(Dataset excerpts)
»»
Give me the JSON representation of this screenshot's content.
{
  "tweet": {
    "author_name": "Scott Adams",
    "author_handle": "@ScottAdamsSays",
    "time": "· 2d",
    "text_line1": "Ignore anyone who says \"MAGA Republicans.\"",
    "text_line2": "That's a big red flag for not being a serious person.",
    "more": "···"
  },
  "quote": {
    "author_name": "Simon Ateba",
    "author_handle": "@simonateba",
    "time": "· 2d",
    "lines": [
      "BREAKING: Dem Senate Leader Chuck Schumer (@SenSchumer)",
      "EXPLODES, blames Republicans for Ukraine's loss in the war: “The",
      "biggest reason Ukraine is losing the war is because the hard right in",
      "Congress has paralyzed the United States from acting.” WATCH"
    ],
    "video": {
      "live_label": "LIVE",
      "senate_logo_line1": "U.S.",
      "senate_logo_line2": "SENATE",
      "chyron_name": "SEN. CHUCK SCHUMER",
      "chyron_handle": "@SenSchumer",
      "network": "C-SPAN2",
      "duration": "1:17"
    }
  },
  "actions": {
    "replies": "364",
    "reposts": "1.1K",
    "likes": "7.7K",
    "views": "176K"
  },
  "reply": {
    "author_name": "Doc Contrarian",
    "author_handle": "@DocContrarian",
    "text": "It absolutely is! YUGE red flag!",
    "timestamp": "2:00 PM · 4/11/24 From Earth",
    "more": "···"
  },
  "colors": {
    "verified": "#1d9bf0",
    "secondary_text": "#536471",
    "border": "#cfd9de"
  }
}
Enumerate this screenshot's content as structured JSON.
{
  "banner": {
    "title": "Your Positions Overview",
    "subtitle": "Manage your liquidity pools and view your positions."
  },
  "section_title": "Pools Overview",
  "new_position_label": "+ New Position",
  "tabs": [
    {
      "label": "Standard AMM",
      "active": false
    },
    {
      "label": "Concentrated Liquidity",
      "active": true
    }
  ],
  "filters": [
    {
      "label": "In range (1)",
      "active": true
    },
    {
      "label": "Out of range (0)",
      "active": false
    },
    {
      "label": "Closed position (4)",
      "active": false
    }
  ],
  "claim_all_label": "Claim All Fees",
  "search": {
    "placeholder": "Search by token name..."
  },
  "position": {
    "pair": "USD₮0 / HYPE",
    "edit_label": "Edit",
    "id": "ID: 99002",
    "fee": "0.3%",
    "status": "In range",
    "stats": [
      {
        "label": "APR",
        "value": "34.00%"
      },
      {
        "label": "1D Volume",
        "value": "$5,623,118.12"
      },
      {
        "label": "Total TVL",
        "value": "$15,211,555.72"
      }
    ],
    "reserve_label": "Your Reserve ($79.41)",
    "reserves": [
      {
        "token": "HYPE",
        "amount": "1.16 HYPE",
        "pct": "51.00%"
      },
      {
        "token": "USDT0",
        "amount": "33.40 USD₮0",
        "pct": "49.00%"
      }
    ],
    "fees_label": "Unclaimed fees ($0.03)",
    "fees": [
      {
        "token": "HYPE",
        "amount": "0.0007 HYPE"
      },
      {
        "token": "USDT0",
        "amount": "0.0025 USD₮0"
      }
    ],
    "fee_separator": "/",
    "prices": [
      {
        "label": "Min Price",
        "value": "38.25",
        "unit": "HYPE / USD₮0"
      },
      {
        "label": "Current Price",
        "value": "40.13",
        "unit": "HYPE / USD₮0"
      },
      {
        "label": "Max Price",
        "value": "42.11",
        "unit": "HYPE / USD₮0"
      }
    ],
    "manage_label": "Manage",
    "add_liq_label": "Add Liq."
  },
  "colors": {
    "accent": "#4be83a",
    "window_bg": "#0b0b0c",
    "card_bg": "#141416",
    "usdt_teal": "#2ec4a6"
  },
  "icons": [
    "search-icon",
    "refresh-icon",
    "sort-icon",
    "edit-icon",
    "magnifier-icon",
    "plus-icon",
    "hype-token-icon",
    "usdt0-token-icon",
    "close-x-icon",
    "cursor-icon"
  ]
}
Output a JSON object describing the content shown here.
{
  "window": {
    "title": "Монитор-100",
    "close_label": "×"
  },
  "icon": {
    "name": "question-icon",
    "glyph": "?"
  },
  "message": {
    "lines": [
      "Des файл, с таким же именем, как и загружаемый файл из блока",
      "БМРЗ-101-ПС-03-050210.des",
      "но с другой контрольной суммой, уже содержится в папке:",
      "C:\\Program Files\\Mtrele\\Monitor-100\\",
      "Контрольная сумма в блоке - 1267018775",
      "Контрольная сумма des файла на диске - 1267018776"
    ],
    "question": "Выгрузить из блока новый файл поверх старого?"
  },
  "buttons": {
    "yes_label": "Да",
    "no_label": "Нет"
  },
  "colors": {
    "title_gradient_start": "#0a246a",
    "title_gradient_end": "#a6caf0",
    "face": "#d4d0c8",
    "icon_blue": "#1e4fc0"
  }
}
««
What the exercise asks: Using the listing above, retype each line exactly.

Finished exercise:
Give me the JSON representation of this screenshot's content.
{
  "tweet": {
    "author_name": "Scott Adams",
    "author_handle": "@ScottAdamsSays",
    "time": "· 2d",
    "text_line1": "Ignore anyone who says \"MAGA Republicans.\"",
    "text_line2": "That's a big red flag for not being a serious person.",
    "more": "···"
  },
  "quote": {
    "author_name": "Simon Ateba",
    "author_handle": "@simonateba",
    "time": "· 2d",
    "lines": [
      "BREAKING: Dem Senate Leader Chuck Schumer (@SenSchumer)",
      "EXPLODES, blames Republicans for Ukraine's loss in the war: “The",
      "biggest reason Ukraine is losing the war is because the hard right in",
      "Congress has paralyzed the United States from acting.” WATCH"
    ],
    "video": {
      "live_label": "LIVE",
      "senate_logo_line1": "U.S.",
      "senate_logo_line2": "SENATE",
      "chyron_name": "SEN. CHUCK SCHUMER",
      "chyron_handle": "@SenSchumer",
      "network": "C-SPAN2",
      "duration": "1:17"
    }
  },
  "actions": {
    "replies": "364",
    "reposts": "1.1K",
    "likes": "7.7K",
    "views": "176K"
  },
  "reply": {
    "author_name": "Doc Contrarian",
    "author_handle": "@DocContrarian",
    "text": "It absolutely is! YUGE red flag!",
    "timestamp": "2:00 PM · 4/11/24 From Earth",
    "more": "···"
  },
  "colors": {
    "verified": "#1d9bf0",
    "secondary_text": "#536471",
    "border": "#cfd9de"
  }
}
Enumerate this screenshot's content as structured JSON.
{
  "banner": {
    "title": "Your Positions Overview",
    "subtitle": "Manage your liquidity pools and view your positions."
  },
  "section_title": "Pools Overview",
  "new_position_label": "+ New Position",
  "tabs": [
    {
      "label": "Standard AMM",
      "active": false
    },
    {
      "label": "Concentrated Liquidity",
      "active": true
    }
  ],
  "filters": [
    {
      "label": "In range (1)",
      "active": true
    },
    {
      "label": "Out of range (0)",
      "active": false
    },
    {
      "label": "Closed position (4)",
      "active": false
    }
  ],
  "claim_all_label": "Claim All Fees",
  "search": {
    "placeholder": "Search by token name..."
  },
  "position": {
    "pair": "USD₮0 / HYPE",
    "edit_label": "Edit",
    "id": "ID: 99002",
    "fee": "0.3%",
    "status": "In range",
    "stats": [
      {
        "label": "APR",
        "value": "34.00%"
      },
      {
        "label": "1D Volume",
        "value": "$5,623,118.12"
      },
      {
        "label": "Total TVL",
        "value": "$15,211,555.72"
      }
    ],
    "reserve_label": "Your Reserve ($79.41)",
    "reserves": [
      {
        "token": "HYPE",
        "amount": "1.16 HYPE",
        "pct": "51.00%"
      },
      {
        "token": "USDT0",
        "amount": "33.40 USD₮0",
        "pct": "49.00%"
      }
    ],
    "fees_label": "Unclaimed fees ($0.03)",
    "fees": [
      {
        "token": "HYPE",
        "amount": "0.0007 HYPE"
      },
      {
        "token": "USDT0",
        "amount": "0.0025 USD₮0"
      }
    ],
    "fee_separator": "/",
    "prices": [
      {
        "label": "Min Price",
        "value": "38.25",
        "unit": "HYPE / USD₮0"
      },
      {
        "label": "Current Price",
        "value": "40.13",
        "unit": "HYPE / USD₮0"
      },
      {
        "label": "Max Price",
        "value": "42.11",
        "unit": "HYPE / USD₮0"
      }
    ],
    "manage_label": "Manage",
    "add_liq_label": "Add Liq."
  },
  "colors": {
    "accent": "#4be83a",
    "window_bg": "#0b0b0c",
    "card_bg": "#141416",
    "usdt_teal": "#2ec4a6"
  },
  "icons": [
    "search-icon",
    "refresh-icon",
    "sort-icon",
    "edit-icon",
    "magnifier-icon",
    "plus-icon",
    "hype-token-icon",
    "usdt0-token-icon",
    "close-x-icon",
    "cursor-icon"
  ]
}
Output a JSON object describing the content shown here.
{
  "window": {
    "title": "Монитор-100",
    "close_label": "×"
  },
  "icon": {
    "name": "question-icon",
    "glyph": "?"
  },
  "message": {
    "lines": [
      "Des файл, с таким же именем, как и загружаемый файл из блока",
      "БМРЗ-101-ПС-03-050210.des",
      "но с другой контрольной суммой, уже содержится в папке:",
      "C:\\Program Files\\Mtrele\\Monitor-100\\",
      "Контрольная сумма в блоке - 1267018775",
      "Контрольная сумма des файла на диске - 1267018776"
    ],
    "question": "Выгрузить из блока новый файл поверх старого?"
  },
  "buttons": {
    "yes_label": "Да",
    "no_label": "Нет"
  },
  "colors": {
    "title_gradient_start": "#0a246a",
    "title_gradient_end": "#a6caf0",
    "face": "#d4d0c8",
    "icon_blue": "#1e4fc0"
  }
}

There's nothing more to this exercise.